# REQUIREMENT
How many lines of these entries hold the string "Invincible"? Reply with the number alone.

****************

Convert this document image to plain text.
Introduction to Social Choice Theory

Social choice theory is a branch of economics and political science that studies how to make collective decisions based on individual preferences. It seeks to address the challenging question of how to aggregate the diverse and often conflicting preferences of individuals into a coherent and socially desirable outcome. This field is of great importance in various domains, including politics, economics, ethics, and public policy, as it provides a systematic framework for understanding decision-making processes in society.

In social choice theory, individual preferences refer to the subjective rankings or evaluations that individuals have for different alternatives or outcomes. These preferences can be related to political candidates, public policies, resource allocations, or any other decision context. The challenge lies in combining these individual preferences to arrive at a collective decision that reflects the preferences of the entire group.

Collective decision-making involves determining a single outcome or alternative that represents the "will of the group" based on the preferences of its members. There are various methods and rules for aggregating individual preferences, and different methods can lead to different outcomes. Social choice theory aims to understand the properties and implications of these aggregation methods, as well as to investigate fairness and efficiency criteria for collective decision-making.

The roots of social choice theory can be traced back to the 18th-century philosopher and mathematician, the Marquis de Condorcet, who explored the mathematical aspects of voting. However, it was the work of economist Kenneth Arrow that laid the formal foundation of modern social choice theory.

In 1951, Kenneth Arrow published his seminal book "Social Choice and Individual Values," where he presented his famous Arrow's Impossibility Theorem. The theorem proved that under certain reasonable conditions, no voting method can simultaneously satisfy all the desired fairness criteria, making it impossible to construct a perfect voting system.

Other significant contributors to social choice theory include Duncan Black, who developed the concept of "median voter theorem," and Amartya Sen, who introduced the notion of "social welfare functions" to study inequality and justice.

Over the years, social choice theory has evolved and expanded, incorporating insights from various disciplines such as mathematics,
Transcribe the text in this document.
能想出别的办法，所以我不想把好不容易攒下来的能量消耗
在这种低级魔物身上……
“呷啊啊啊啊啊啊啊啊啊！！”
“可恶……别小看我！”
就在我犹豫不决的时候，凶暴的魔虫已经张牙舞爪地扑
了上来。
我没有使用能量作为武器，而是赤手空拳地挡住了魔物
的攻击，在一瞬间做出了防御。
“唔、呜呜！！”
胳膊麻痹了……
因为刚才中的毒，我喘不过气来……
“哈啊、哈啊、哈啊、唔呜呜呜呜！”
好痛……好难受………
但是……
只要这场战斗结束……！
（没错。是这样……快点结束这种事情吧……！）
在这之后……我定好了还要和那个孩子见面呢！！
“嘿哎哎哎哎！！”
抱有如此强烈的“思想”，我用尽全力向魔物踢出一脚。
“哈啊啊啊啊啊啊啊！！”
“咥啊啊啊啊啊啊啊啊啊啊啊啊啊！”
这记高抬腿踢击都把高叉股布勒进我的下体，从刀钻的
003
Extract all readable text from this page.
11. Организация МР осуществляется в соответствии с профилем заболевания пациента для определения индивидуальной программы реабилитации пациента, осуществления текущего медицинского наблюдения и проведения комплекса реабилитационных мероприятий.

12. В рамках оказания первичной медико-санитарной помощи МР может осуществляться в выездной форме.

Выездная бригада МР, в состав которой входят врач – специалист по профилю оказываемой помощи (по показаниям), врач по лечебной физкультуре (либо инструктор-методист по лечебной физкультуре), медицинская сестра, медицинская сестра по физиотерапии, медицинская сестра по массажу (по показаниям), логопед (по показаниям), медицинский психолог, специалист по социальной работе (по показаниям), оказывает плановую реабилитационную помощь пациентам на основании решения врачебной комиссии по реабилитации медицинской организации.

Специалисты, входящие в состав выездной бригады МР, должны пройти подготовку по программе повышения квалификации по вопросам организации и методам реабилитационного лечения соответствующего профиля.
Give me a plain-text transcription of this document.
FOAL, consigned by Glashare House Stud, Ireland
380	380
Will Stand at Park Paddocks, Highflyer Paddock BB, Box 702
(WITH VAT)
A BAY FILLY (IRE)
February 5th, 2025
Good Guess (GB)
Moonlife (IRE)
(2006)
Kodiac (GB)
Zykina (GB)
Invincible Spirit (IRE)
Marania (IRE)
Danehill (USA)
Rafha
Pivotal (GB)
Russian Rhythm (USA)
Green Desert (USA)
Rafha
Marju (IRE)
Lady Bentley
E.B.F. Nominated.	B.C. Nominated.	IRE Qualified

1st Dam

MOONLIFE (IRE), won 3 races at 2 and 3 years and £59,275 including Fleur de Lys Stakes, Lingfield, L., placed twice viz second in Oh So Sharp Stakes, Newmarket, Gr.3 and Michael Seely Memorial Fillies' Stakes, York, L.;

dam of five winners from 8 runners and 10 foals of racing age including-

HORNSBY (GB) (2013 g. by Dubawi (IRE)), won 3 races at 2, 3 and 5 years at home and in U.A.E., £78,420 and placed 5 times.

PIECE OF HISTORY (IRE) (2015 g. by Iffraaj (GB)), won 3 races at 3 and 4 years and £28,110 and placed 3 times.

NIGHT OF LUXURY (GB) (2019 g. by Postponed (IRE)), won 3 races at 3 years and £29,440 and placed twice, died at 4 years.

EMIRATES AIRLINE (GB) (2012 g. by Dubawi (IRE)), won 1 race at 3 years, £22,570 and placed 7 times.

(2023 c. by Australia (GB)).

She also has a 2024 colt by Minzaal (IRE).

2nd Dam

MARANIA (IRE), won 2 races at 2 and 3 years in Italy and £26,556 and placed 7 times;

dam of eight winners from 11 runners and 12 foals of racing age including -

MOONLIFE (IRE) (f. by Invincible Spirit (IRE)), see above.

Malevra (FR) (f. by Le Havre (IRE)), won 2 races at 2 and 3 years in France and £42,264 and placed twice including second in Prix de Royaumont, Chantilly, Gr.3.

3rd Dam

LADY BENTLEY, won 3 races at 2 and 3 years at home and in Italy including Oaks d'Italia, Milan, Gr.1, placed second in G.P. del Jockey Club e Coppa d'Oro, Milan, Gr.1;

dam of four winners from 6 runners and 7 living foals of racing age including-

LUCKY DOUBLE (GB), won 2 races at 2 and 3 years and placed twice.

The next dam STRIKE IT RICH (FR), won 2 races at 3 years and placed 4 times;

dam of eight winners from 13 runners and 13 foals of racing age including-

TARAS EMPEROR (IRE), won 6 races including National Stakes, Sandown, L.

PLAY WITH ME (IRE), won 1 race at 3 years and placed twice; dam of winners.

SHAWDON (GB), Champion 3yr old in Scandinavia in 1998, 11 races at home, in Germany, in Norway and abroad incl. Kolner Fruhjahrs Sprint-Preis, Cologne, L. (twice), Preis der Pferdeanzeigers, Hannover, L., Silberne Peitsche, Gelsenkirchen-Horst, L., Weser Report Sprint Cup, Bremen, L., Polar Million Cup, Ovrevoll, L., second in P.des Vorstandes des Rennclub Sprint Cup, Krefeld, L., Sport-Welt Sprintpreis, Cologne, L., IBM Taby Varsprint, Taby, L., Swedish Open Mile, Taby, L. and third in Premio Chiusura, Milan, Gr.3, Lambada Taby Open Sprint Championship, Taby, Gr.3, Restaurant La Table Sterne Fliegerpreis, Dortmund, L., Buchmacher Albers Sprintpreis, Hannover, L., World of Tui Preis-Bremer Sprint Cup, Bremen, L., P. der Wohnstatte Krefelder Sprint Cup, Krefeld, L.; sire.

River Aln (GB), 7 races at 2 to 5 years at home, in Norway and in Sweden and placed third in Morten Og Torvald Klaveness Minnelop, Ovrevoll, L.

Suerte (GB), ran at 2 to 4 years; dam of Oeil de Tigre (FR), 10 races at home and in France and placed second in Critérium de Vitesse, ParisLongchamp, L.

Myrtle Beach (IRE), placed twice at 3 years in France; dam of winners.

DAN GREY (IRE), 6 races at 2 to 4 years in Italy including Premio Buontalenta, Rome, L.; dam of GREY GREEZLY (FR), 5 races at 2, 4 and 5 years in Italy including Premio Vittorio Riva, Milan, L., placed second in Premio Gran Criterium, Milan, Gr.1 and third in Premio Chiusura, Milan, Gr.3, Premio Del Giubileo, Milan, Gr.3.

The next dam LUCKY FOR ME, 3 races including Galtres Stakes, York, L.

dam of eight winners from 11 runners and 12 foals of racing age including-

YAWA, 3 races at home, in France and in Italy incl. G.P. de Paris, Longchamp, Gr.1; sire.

****************

# REPLY TO THE EXERCISE
2